** BEGIN **

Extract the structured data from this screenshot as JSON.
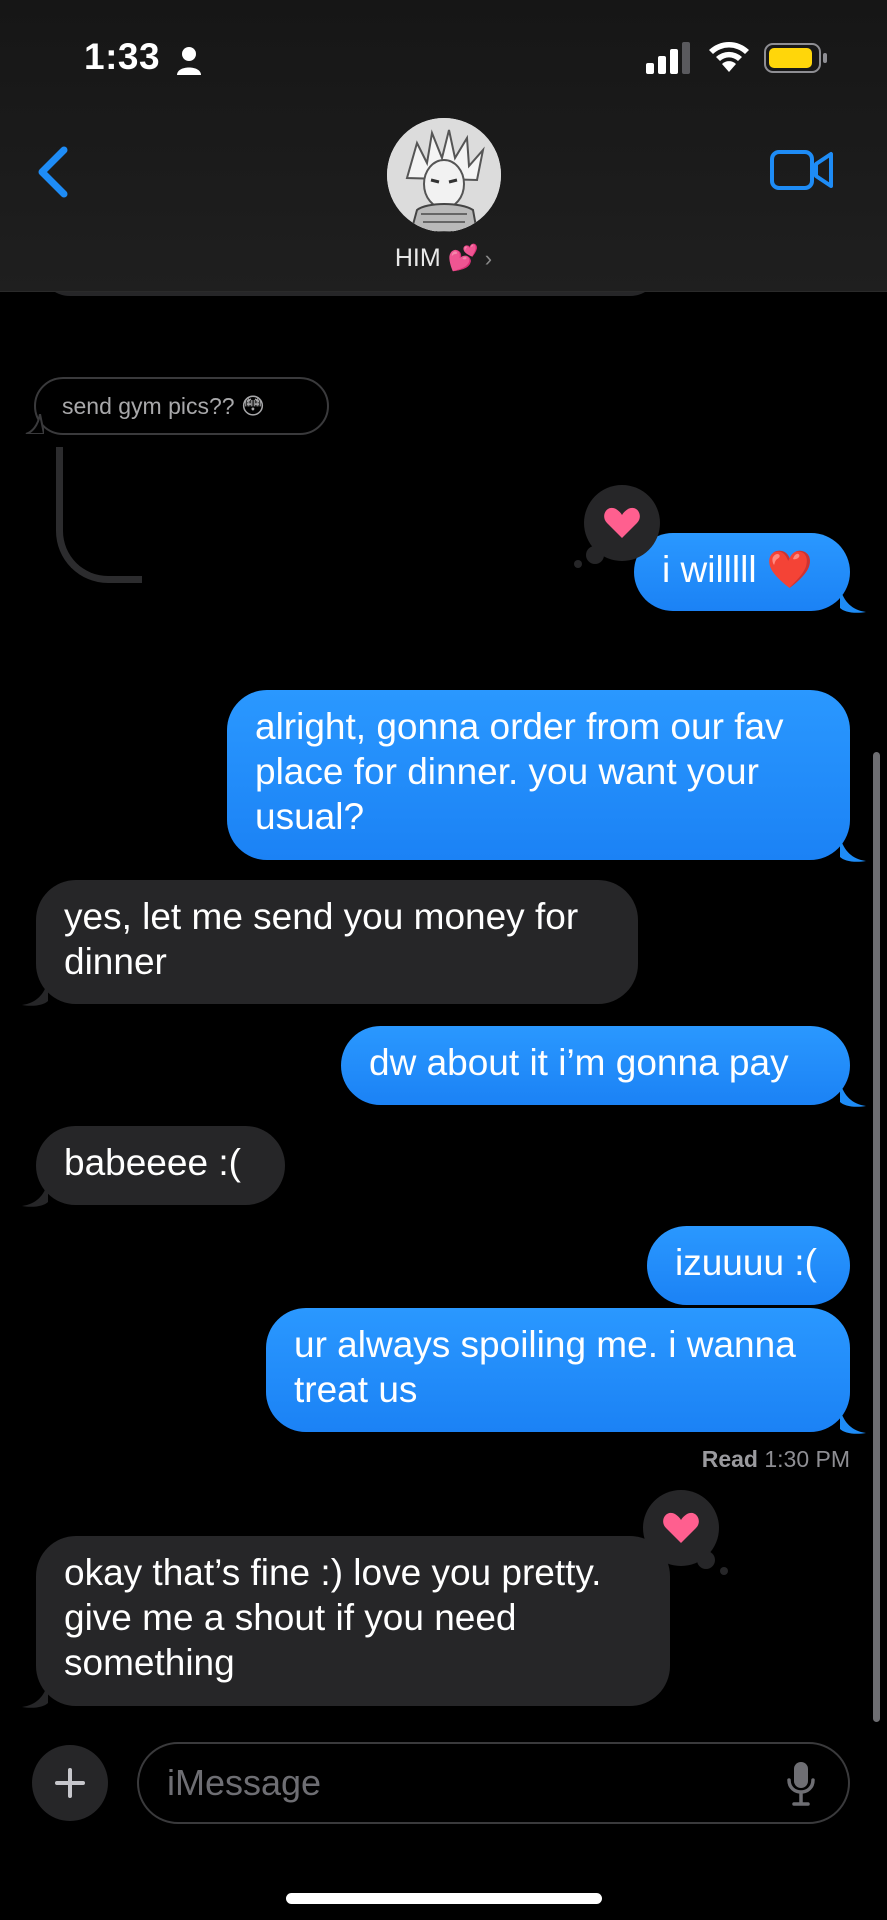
{
  "status_bar": {
    "time": "1:33"
  },
  "header": {
    "contact_name": "HIM 💕",
    "chevron": "›"
  },
  "reply": {
    "quoted_text": "send gym pics?? 😳"
  },
  "messages": [
    {
      "id": "m1",
      "side": "sent",
      "text": "i willlll ❤️"
    },
    {
      "id": "m2",
      "side": "sent",
      "text": "alright, gonna order from our fav\nplace for dinner. you want your\nusual?"
    },
    {
      "id": "m3",
      "side": "recv",
      "text": "yes, let me send you money for\ndinner"
    },
    {
      "id": "m4",
      "side": "sent",
      "text": "dw about it i’m gonna pay"
    },
    {
      "id": "m5",
      "side": "recv",
      "text": "babeeee :("
    },
    {
      "id": "m6",
      "side": "sent",
      "text": "izuuuu :("
    },
    {
      "id": "m7",
      "side": "sent",
      "text": "ur always spoiling me. i wanna\ntreat us"
    },
    {
      "id": "m8",
      "side": "recv",
      "text": "okay that’s fine :) love you pretty.\ngive me a shout if you need\nsomething"
    }
  ],
  "read_receipt": {
    "label": "Read",
    "time": "1:30 PM"
  },
  "composer": {
    "placeholder": "iMessage"
  },
  "colors": {
    "sent_bubble": "#1e8cf6",
    "recv_bubble": "#262628",
    "accent": "#1e8cf6",
    "heart": "#ff5f8f",
    "battery": "#ffd60a"
  },
  "icons": [
    "person-icon",
    "signal-icon",
    "wifi-icon",
    "battery-icon",
    "back-chevron-icon",
    "video-icon",
    "heart-icon",
    "plus-icon",
    "mic-icon"
  ]
}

** END **

Short problem: Establish how many lines of the records contain the string "send" and state that number without elaboration.

Final answer: 2